- [Short exercise] Where a line holds the string "було", return that line.

- [Record extracts]
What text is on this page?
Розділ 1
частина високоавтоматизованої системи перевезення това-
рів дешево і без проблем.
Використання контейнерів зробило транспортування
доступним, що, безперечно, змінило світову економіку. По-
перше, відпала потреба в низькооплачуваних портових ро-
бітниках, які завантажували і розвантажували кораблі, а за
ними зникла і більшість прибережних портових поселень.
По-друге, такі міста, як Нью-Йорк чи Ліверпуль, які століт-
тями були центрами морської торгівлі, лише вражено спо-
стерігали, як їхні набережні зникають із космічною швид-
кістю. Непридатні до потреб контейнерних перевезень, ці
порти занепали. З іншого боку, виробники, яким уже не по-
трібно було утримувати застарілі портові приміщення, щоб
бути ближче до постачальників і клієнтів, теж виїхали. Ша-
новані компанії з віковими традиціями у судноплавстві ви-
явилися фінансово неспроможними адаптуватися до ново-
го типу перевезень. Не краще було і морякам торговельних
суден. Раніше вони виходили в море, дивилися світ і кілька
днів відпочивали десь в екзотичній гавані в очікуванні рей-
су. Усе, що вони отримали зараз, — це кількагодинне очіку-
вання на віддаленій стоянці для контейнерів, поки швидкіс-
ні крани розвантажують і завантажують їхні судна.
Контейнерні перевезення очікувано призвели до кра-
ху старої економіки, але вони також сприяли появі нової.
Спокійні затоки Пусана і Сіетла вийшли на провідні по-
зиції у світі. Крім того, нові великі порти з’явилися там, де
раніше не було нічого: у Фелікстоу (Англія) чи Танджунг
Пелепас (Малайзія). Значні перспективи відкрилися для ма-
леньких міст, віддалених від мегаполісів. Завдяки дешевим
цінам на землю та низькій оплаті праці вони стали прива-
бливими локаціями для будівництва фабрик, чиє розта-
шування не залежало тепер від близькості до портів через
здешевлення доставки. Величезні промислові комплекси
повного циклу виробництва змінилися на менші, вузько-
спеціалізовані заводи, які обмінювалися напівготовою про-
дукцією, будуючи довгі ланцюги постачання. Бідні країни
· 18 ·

- [Solution]
трібно було утримувати застарілі портові приміщення, щоб
го типу перевезень. Не краще було і морякам торговельних
раніше не було нічого: у Фелікстоу (Англія) чи Танджунг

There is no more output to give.